::: Available data

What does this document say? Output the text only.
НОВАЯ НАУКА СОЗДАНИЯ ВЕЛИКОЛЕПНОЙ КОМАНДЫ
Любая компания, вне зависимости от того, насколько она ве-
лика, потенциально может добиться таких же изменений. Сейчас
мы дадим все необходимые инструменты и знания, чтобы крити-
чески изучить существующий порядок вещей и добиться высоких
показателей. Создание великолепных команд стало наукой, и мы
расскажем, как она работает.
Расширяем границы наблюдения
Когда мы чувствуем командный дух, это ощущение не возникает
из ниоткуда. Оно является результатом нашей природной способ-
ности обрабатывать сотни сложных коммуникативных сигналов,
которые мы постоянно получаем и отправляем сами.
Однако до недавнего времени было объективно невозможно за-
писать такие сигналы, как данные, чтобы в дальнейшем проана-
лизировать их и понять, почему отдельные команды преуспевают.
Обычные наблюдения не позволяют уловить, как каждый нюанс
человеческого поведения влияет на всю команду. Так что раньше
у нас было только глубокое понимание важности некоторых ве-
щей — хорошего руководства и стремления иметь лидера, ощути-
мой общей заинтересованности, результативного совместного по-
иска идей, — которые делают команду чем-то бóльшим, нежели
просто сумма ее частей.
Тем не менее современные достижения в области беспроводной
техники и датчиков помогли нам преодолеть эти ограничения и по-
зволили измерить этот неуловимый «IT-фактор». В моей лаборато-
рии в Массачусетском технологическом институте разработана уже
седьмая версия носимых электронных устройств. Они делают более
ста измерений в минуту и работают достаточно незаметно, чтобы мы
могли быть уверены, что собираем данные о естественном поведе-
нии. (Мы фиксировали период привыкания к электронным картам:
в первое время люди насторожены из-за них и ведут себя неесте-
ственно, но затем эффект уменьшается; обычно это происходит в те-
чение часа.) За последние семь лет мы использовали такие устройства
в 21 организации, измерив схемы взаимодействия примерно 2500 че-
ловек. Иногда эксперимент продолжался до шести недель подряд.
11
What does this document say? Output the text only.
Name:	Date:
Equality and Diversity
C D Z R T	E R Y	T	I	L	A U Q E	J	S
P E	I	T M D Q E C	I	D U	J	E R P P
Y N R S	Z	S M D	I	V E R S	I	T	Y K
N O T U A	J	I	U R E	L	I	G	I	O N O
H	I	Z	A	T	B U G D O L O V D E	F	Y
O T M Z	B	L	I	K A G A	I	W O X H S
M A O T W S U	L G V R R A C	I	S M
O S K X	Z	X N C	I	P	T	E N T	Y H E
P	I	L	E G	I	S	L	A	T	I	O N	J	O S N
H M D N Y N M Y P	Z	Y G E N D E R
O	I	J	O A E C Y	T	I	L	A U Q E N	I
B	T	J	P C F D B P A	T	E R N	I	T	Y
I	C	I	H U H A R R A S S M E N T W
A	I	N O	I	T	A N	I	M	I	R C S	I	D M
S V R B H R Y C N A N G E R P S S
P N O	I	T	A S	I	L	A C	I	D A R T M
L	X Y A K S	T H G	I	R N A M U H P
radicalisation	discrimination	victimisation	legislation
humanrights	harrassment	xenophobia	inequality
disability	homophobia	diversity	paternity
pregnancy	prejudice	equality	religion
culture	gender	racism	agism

::::::

Set down every line of the listing above again, exactly as given.

What does this document say? Output the text only.
НОВАЯ НАУКА СОЗДАНИЯ ВЕЛИКОЛЕПНОЙ КОМАНДЫ
Любая компания, вне зависимости от того, насколько она ве-
лика, потенциально может добиться таких же изменений. Сейчас
мы дадим все необходимые инструменты и знания, чтобы крити-
чески изучить существующий порядок вещей и добиться высоких
показателей. Создание великолепных команд стало наукой, и мы
расскажем, как она работает.
Расширяем границы наблюдения
Когда мы чувствуем командный дух, это ощущение не возникает
из ниоткуда. Оно является результатом нашей природной способ-
ности обрабатывать сотни сложных коммуникативных сигналов,
которые мы постоянно получаем и отправляем сами.
Однако до недавнего времени было объективно невозможно за-
писать такие сигналы, как данные, чтобы в дальнейшем проана-
лизировать их и понять, почему отдельные команды преуспевают.
Обычные наблюдения не позволяют уловить, как каждый нюанс
человеческого поведения влияет на всю команду. Так что раньше
у нас было только глубокое понимание важности некоторых ве-
щей — хорошего руководства и стремления иметь лидера, ощути-
мой общей заинтересованности, результативного совместного по-
иска идей, — которые делают команду чем-то бóльшим, нежели
просто сумма ее частей.
Тем не менее современные достижения в области беспроводной
техники и датчиков помогли нам преодолеть эти ограничения и по-
зволили измерить этот неуловимый «IT-фактор». В моей лаборато-
рии в Массачусетском технологическом институте разработана уже
седьмая версия носимых электронных устройств. Они делают более
ста измерений в минуту и работают достаточно незаметно, чтобы мы
могли быть уверены, что собираем данные о естественном поведе-
нии. (Мы фиксировали период привыкания к электронным картам:
в первое время люди насторожены из-за них и ведут себя неесте-
ственно, но затем эффект уменьшается; обычно это происходит в те-
чение часа.) За последние семь лет мы использовали такие устройства
в 21 организации, измерив схемы взаимодействия примерно 2500 че-
ловек. Иногда эксперимент продолжался до шести недель подряд.
11
What does this document say? Output the text only.
Name:	Date:
Equality and Diversity
C D Z R T	E R Y	T	I	L	A U Q E	J	S
P E	I	T M D Q E C	I	D U	J	E R P P
Y N R S	Z	S M D	I	V E R S	I	T	Y K
N O T U A	J	I	U R E	L	I	G	I	O N O
H	I	Z	A	T	B U G D O L O V D E	F	Y
O T M Z	B	L	I	K A G A	I	W O X H S
M A O T W S U	L G V R R A C	I	S M
O S K X	Z	X N C	I	P	T	E N T	Y H E
P	I	L	E G	I	S	L	A	T	I	O N	J	O S N
H M D N Y N M Y P	Z	Y G E N D E R
O	I	J	O A E C Y	T	I	L	A U Q E N	I
B	T	J	P C F D B P A	T	E R N	I	T	Y
I	C	I	H U H A R R A S S M E N T W
A	I	N O	I	T	A N	I	M	I	R C S	I	D M
S V R B H R Y C N A N G E R P S S
P N O	I	T	A S	I	L	A C	I	D A R T M
L	X Y A K S	T H G	I	R N A M U H P
radicalisation	discrimination	victimisation	legislation
humanrights	harrassment	xenophobia	inequality
disability	homophobia	diversity	paternity
pregnancy	prejudice	equality	religion
culture	gender	racism	agism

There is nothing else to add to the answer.